═════ STORED ROWS
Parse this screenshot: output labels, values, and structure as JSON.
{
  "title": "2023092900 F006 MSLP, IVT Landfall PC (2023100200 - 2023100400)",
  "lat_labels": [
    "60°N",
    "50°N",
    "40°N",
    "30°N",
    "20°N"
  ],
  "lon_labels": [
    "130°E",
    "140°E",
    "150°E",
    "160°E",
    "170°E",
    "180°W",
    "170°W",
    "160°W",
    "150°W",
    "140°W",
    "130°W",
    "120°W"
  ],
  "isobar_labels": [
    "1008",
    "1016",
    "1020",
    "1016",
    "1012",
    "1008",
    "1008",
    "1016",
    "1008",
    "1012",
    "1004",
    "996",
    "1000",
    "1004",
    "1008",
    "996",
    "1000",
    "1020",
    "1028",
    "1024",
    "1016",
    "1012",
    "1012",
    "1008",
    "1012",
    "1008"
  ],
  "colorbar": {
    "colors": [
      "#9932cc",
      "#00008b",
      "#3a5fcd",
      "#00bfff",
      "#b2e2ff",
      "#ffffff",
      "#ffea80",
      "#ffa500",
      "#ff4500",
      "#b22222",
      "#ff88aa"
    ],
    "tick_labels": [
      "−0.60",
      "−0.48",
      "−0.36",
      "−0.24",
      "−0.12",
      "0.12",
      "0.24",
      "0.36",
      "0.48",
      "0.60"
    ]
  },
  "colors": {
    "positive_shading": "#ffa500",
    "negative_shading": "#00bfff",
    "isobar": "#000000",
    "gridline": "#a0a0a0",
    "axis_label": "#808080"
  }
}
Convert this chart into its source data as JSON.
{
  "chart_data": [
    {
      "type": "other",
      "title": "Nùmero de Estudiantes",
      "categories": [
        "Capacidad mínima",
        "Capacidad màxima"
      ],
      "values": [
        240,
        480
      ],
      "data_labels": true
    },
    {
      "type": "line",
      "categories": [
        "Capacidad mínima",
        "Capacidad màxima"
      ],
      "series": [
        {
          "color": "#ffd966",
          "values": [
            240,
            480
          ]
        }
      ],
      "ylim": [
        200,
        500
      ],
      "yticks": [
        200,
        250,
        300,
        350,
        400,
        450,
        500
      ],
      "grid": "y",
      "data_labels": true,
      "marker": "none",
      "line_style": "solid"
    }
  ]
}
══════════
• **EXERCISE DIRECTIONS**:
Print the records above exactly as they appear.

• **WORKED SOLUTION**:
Parse this screenshot: output labels, values, and structure as JSON.
{
  "title": "2023092900 F006 MSLP, IVT Landfall PC (2023100200 - 2023100400)",
  "lat_labels": [
    "60°N",
    "50°N",
    "40°N",
    "30°N",
    "20°N"
  ],
  "lon_labels": [
    "130°E",
    "140°E",
    "150°E",
    "160°E",
    "170°E",
    "180°W",
    "170°W",
    "160°W",
    "150°W",
    "140°W",
    "130°W",
    "120°W"
  ],
  "isobar_labels": [
    "1008",
    "1016",
    "1020",
    "1016",
    "1012",
    "1008",
    "1008",
    "1016",
    "1008",
    "1012",
    "1004",
    "996",
    "1000",
    "1004",
    "1008",
    "996",
    "1000",
    "1020",
    "1028",
    "1024",
    "1016",
    "1012",
    "1012",
    "1008",
    "1012",
    "1008"
  ],
  "colorbar": {
    "colors": [
      "#9932cc",
      "#00008b",
      "#3a5fcd",
      "#00bfff",
      "#b2e2ff",
      "#ffffff",
      "#ffea80",
      "#ffa500",
      "#ff4500",
      "#b22222",
      "#ff88aa"
    ],
    "tick_labels": [
      "−0.60",
      "−0.48",
      "−0.36",
      "−0.24",
      "−0.12",
      "0.12",
      "0.24",
      "0.36",
      "0.48",
      "0.60"
    ]
  },
  "colors": {
    "positive_shading": "#ffa500",
    "negative_shading": "#00bfff",
    "isobar": "#000000",
    "gridline": "#a0a0a0",
    "axis_label": "#808080"
  }
}
Convert this chart into its source data as JSON.
{
  "chart_data": [
    {
      "type": "other",
      "title": "Nùmero de Estudiantes",
      "categories": [
        "Capacidad mínima",
        "Capacidad màxima"
      ],
      "values": [
        240,
        480
      ],
      "data_labels": true
    },
    {
      "type": "line",
      "categories": [
        "Capacidad mínima",
        "Capacidad màxima"
      ],
      "series": [
        {
          "color": "#ffd966",
          "values": [
            240,
            480
          ]
        }
      ],
      "ylim": [
        200,
        500
      ],
      "yticks": [
        200,
        250,
        300,
        350,
        400,
        450,
        500
      ],
      "grid": "y",
      "data_labels": true,
      "marker": "none",
      "line_style": "solid"
    }
  ]
}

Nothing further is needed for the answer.